WORK REQUIRED →
Across the listing below, how many lines hold "parents"? Reply with the number by itself.
═════ TASK DATA
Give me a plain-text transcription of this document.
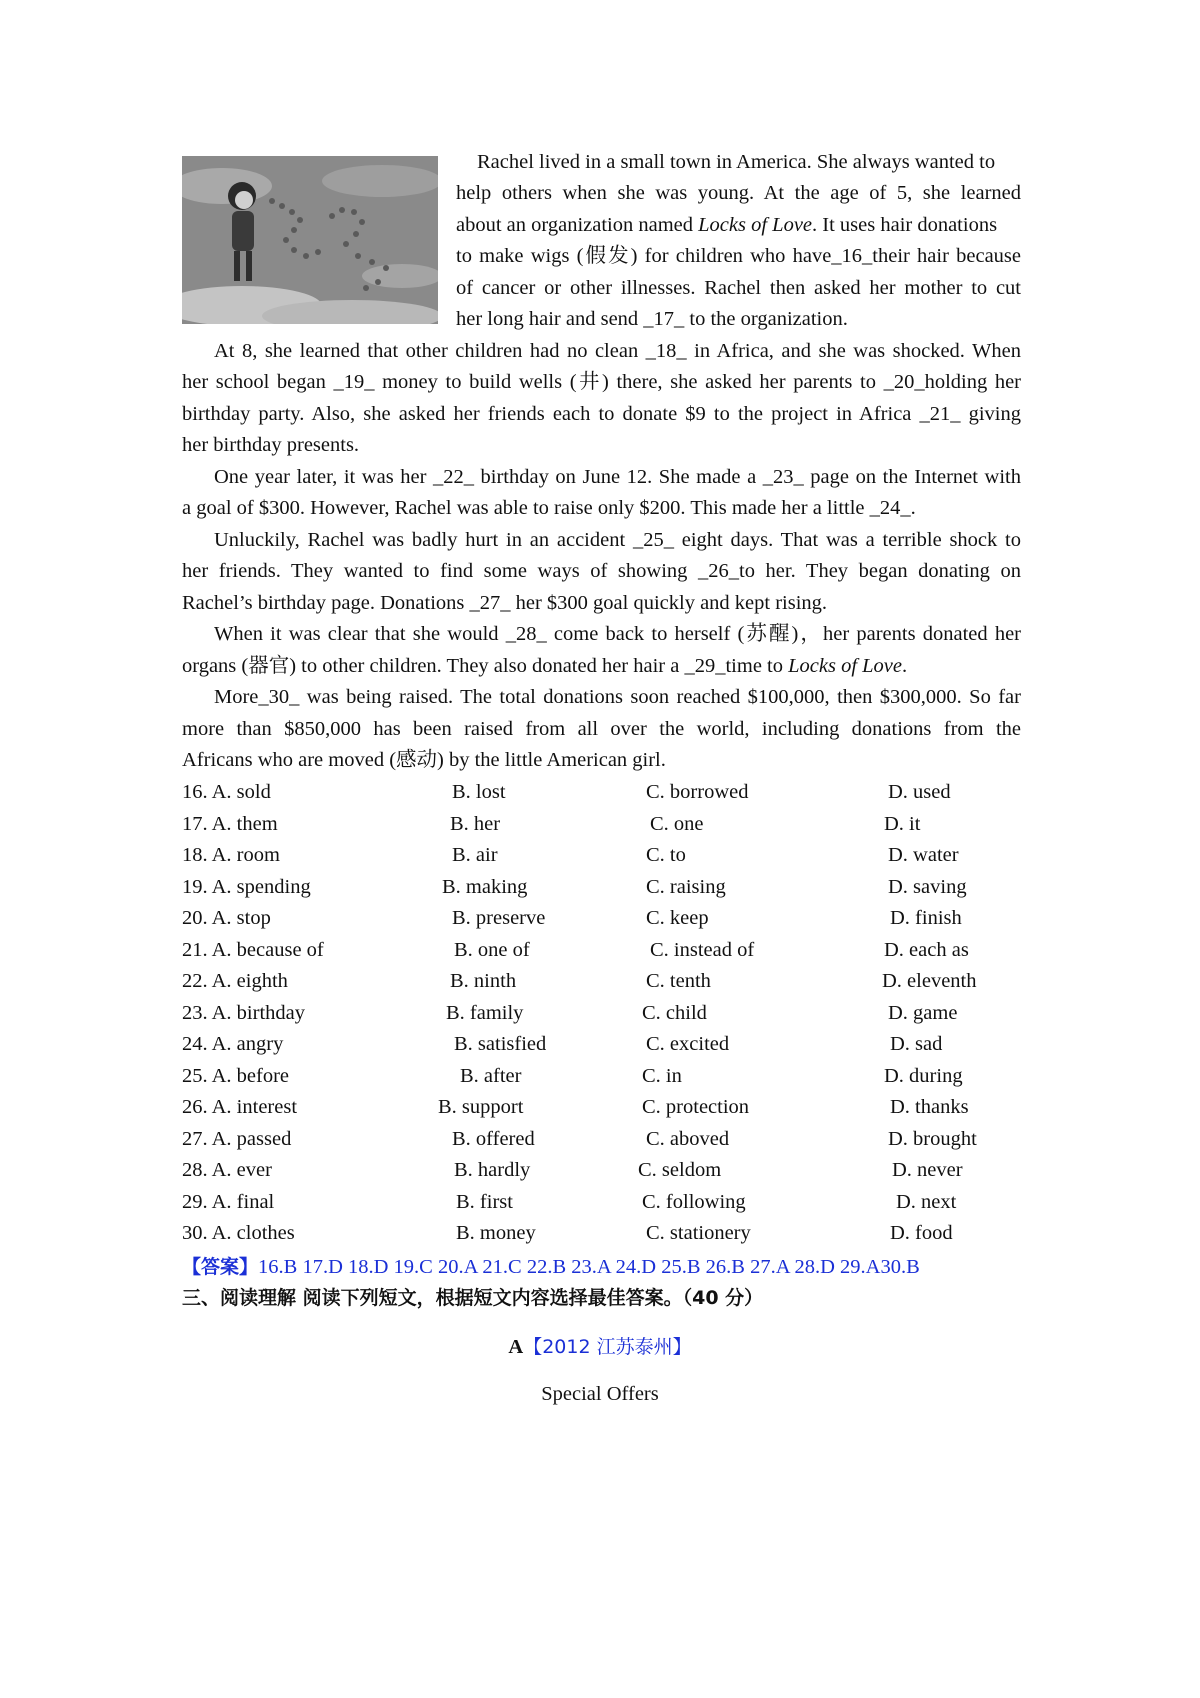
Rachel lived in a small town in America. She always wanted to
help others when she was young. At the age of 5, she learned
about an organization named Locks of Love. It uses hair donations
to make wigs (假发) for children who have_16_their hair because
of cancer or other illnesses. Rachel then asked her mother to cut
her long hair and send _17_ to the organization.
At 8, she learned that other children had no clean _18_ in Africa, and she was shocked. When
her school began _19_ money to build wells (井) there, she asked her parents to _20_holding her
birthday party. Also, she asked her friends each to donate $9 to the project in Africa _21_ giving
her birthday presents.
One year later, it was her _22_ birthday on June 12. She made a _23_ page on the Internet with
a goal of $300. However, Rachel was able to raise only $200. This made her a little _24_.
Unluckily, Rachel was badly hurt in an accident _25_ eight days. That was a terrible shock to
her friends. They wanted to find some ways of showing _26_to her. They began donating on
Rachel’s birthday page. Donations _27_ her $300 goal quickly and kept rising.
When it was clear that she would _28_ come back to herself (苏醒)，her parents donated her
organs (器官) to other children. They also donated her hair a _29_time to Locks of Love.
More_30_ was being raised. The total donations soon reached $100,000, then $300,000. So far
more than $850,000 has been raised from all over the world, including donations from the
Africans who are moved (感动) by the little American girl.
16. A. sold	B. lost	C. borrowed	D. used
17. A. them	B. her	C. one	D. it
18. A. room	B. air	C. to	D. water
19. A. spending	B. making	C. raising	D. saving
20. A. stop	B. preserve	C. keep	D. finish
21. A. because of	B. one of	C. instead of	D. each as
22. A. eighth	B. ninth	C. tenth	D. eleventh
23. A. birthday	B. family	C. child	D. game
24. A. angry	B. satisfied	C. excited	D. sad
25. A. before	B. after	C. in	D. during
26. A. interest	B. support	C. protection	D. thanks
27. A. passed	B. offered	C. aboved	D. brought
28. A. ever	B. hardly	C. seldom	D. never
29. A. final	B. first	C. following	D. next
30. A. clothes	B. money	C. stationery	D. food
【答案】16.B 17.D 18.D 19.C 20.A 21.C 22.B 23.A 24.D 25.B 26.B 27.A 28.D 29.A30.B
三、阅读理解 阅读下列短文，根据短文内容选择最佳答案。（40 分）
A【2012 江苏泰州】
Special Offers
══════════
SOLVED EXERCISE →
2